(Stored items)
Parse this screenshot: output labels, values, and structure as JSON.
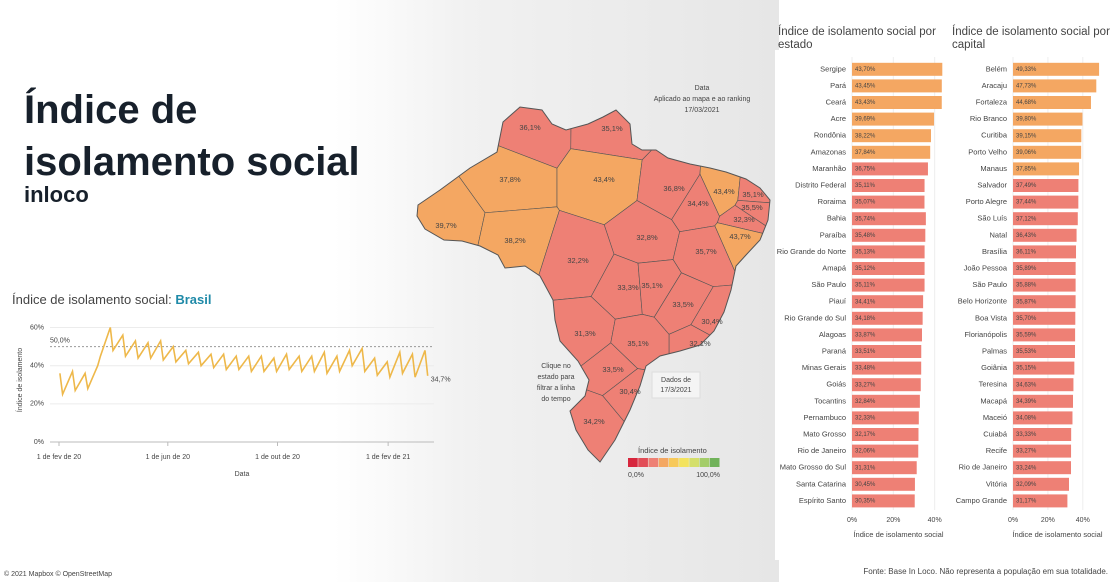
{
  "title": "Índice de isolamento social",
  "subtitle": "inloco",
  "footer": "Fonte: Base In Loco. Não representa a população em sua totalidade.",
  "attribution": "© 2021 Mapbox © OpenStreetMap",
  "chart_data": [
    {
      "type": "line",
      "title": "Índice de isolamento social:",
      "title_highlight": "Brasil",
      "x_label": "Data",
      "y_label": "Índice de isolamento",
      "color": "#eeb84a",
      "x": [
        "2020-02-02",
        "2020-02-05",
        "2020-02-16",
        "2020-02-19",
        "2020-03-01",
        "2020-03-04",
        "2020-03-15",
        "2020-03-18",
        "2020-03-29",
        "2020-04-01",
        "2020-04-12",
        "2020-04-15",
        "2020-04-26",
        "2020-04-29",
        "2020-05-10",
        "2020-05-13",
        "2020-05-24",
        "2020-05-27",
        "2020-06-07",
        "2020-06-10",
        "2020-06-21",
        "2020-06-24",
        "2020-07-05",
        "2020-07-08",
        "2020-07-19",
        "2020-07-22",
        "2020-08-02",
        "2020-08-05",
        "2020-08-16",
        "2020-08-19",
        "2020-08-30",
        "2020-09-02",
        "2020-09-13",
        "2020-09-16",
        "2020-09-27",
        "2020-09-30",
        "2020-10-11",
        "2020-10-14",
        "2020-10-25",
        "2020-10-28",
        "2020-11-08",
        "2020-11-11",
        "2020-11-22",
        "2020-11-25",
        "2020-12-06",
        "2020-12-09",
        "2020-12-20",
        "2020-12-23",
        "2021-01-03",
        "2021-01-06",
        "2021-01-17",
        "2021-01-20",
        "2021-01-31",
        "2021-02-03",
        "2021-02-14",
        "2021-02-17",
        "2021-02-28",
        "2021-03-03",
        "2021-03-14",
        "2021-03-17"
      ],
      "values": [
        36,
        25,
        37,
        27,
        36,
        28,
        40,
        45,
        60,
        48,
        56,
        45,
        53,
        44,
        52,
        44,
        53,
        43,
        50,
        42,
        48,
        41,
        47,
        40,
        46,
        39,
        46,
        38,
        45,
        38,
        45,
        37,
        45,
        37,
        44,
        37,
        46,
        38,
        45,
        37,
        45,
        37,
        47,
        36,
        45,
        37,
        48,
        40,
        49,
        37,
        44,
        35,
        42,
        34,
        47,
        36,
        46,
        34,
        48,
        34.7
      ],
      "end_label": {
        "value": 34.7,
        "label": "34,7%"
      },
      "reference_line": {
        "value": 50,
        "label": "50,0%"
      },
      "xlim": [
        "2020-01-22",
        "2021-03-24"
      ],
      "xticks": [
        {
          "value": "2020-02-01",
          "label": "1 de fev de 20"
        },
        {
          "value": "2020-06-01",
          "label": "1 de jun de 20"
        },
        {
          "value": "2020-10-01",
          "label": "1 de out de 20"
        },
        {
          "value": "2021-02-01",
          "label": "1 de fev de 21"
        }
      ],
      "ylim": [
        0,
        65
      ],
      "yticks": [
        {
          "value": 0,
          "label": "0%"
        },
        {
          "value": 20,
          "label": "20%"
        },
        {
          "value": 40,
          "label": "40%"
        },
        {
          "value": 60,
          "label": "60%"
        }
      ],
      "grid": true
    },
    {
      "type": "choropleth",
      "annotations": [
        "Data",
        "Aplicado ao mapa e ao ranking",
        "17/03/2021"
      ],
      "click_hint": [
        "Clique no",
        "estado para",
        "filtrar a linha",
        "do tempo"
      ],
      "date_note": [
        "Dados de",
        "17/3/2021"
      ],
      "values": [
        36.1,
        35.1,
        37.8,
        43.4,
        36.8,
        43.4,
        35.1,
        35.5,
        32.3,
        34.4,
        43.7,
        39.7,
        38.2,
        32.2,
        32.8,
        35.7,
        33.3,
        35.1,
        33.5,
        31.3,
        30.4,
        32.1,
        35.1,
        33.5,
        30.4,
        34.2
      ],
      "value_labels": [
        "36,1%",
        "35,1%",
        "37,8%",
        "43,4%",
        "36,8%",
        "43,4%",
        "35,1%",
        "35,5%",
        "32,3%",
        "34,4%",
        "43,7%",
        "39,7%",
        "38,2%",
        "32,2%",
        "32,8%",
        "35,7%",
        "33,3%",
        "35,1%",
        "33,5%",
        "31,3%",
        "30,4%",
        "32,1%",
        "35,1%",
        "33,5%",
        "30,4%",
        "34,2%"
      ],
      "legend_title": "Índice de isolamento",
      "legend_ticks": [
        {
          "value": 0,
          "label": "0,0%"
        },
        {
          "value": 100,
          "label": "100,0%"
        }
      ],
      "colors": [
        "#d7263d",
        "#e24d57",
        "#ee8075",
        "#f4a762",
        "#f7c95a",
        "#f3e35e",
        "#d4df6a",
        "#a4cd69",
        "#70b25a"
      ]
    },
    {
      "type": "barh",
      "title": "Índice de isolamento social por estado",
      "x_label": "Índice de isolamento social",
      "categories": [
        "Sergipe",
        "Pará",
        "Ceará",
        "Acre",
        "Rondônia",
        "Amazonas",
        "Maranhão",
        "Distrito Federal",
        "Roraima",
        "Bahia",
        "Paraíba",
        "Rio Grande do Norte",
        "Amapá",
        "São Paulo",
        "Piauí",
        "Rio Grande do Sul",
        "Alagoas",
        "Paraná",
        "Minas Gerais",
        "Goiás",
        "Tocantins",
        "Pernambuco",
        "Mato Grosso",
        "Rio de Janeiro",
        "Mato Grosso do Sul",
        "Santa Catarina",
        "Espírito Santo"
      ],
      "values": [
        43.7,
        43.45,
        43.43,
        39.69,
        38.22,
        37.84,
        36.75,
        35.11,
        35.07,
        35.74,
        35.48,
        35.13,
        35.12,
        35.11,
        34.41,
        34.18,
        33.87,
        33.51,
        33.48,
        33.27,
        32.84,
        32.33,
        32.17,
        32.06,
        31.31,
        30.45,
        30.35
      ],
      "value_labels": [
        "43,70%",
        "43,45%",
        "43,43%",
        "39,69%",
        "38,22%",
        "37,84%",
        "36,75%",
        "35,11%",
        "35,07%",
        "35,74%",
        "35,48%",
        "35,13%",
        "35,12%",
        "35,11%",
        "34,41%",
        "34,18%",
        "33,87%",
        "33,51%",
        "33,48%",
        "33,27%",
        "32,84%",
        "32,33%",
        "32,17%",
        "32,06%",
        "31,31%",
        "30,45%",
        "30,35%"
      ],
      "xlim": [
        0,
        45
      ],
      "xticks": [
        {
          "value": 0,
          "label": "0%"
        },
        {
          "value": 20,
          "label": "20%"
        },
        {
          "value": 40,
          "label": "40%"
        }
      ]
    },
    {
      "type": "barh",
      "title": "Índice de isolamento social por capital",
      "x_label": "Índice de isolamento social",
      "categories": [
        "Belém",
        "Aracaju",
        "Fortaleza",
        "Rio Branco",
        "Curitiba",
        "Porto Velho",
        "Manaus",
        "Salvador",
        "Porto Alegre",
        "São Luís",
        "Natal",
        "Brasília",
        "João Pessoa",
        "São Paulo",
        "Belo Horizonte",
        "Boa Vista",
        "Florianópolis",
        "Palmas",
        "Goiânia",
        "Teresina",
        "Macapá",
        "Maceió",
        "Cuiabá",
        "Recife",
        "Rio de Janeiro",
        "Vitória",
        "Campo Grande"
      ],
      "values": [
        49.33,
        47.73,
        44.68,
        39.8,
        39.15,
        39.06,
        37.85,
        37.49,
        37.44,
        37.12,
        36.43,
        36.11,
        35.89,
        35.88,
        35.87,
        35.7,
        35.59,
        35.53,
        35.15,
        34.63,
        34.39,
        34.08,
        33.33,
        33.27,
        33.24,
        32.09,
        31.17
      ],
      "value_labels": [
        "49,33%",
        "47,73%",
        "44,68%",
        "39,80%",
        "39,15%",
        "39,06%",
        "37,85%",
        "37,49%",
        "37,44%",
        "37,12%",
        "36,43%",
        "36,11%",
        "35,89%",
        "35,88%",
        "35,87%",
        "35,70%",
        "35,59%",
        "35,53%",
        "35,15%",
        "34,63%",
        "34,39%",
        "34,08%",
        "33,33%",
        "33,27%",
        "33,24%",
        "32,09%",
        "31,17%"
      ],
      "xlim": [
        0,
        51
      ],
      "xticks": [
        {
          "value": 0,
          "label": "0%"
        },
        {
          "value": 20,
          "label": "20%"
        },
        {
          "value": 40,
          "label": "40%"
        }
      ]
    }
  ]
}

» **YOUR TASK**
Of the lines in the material above, state how many contain the string "Índice"; give no other text.

» **WRITTEN SOLUTION**
8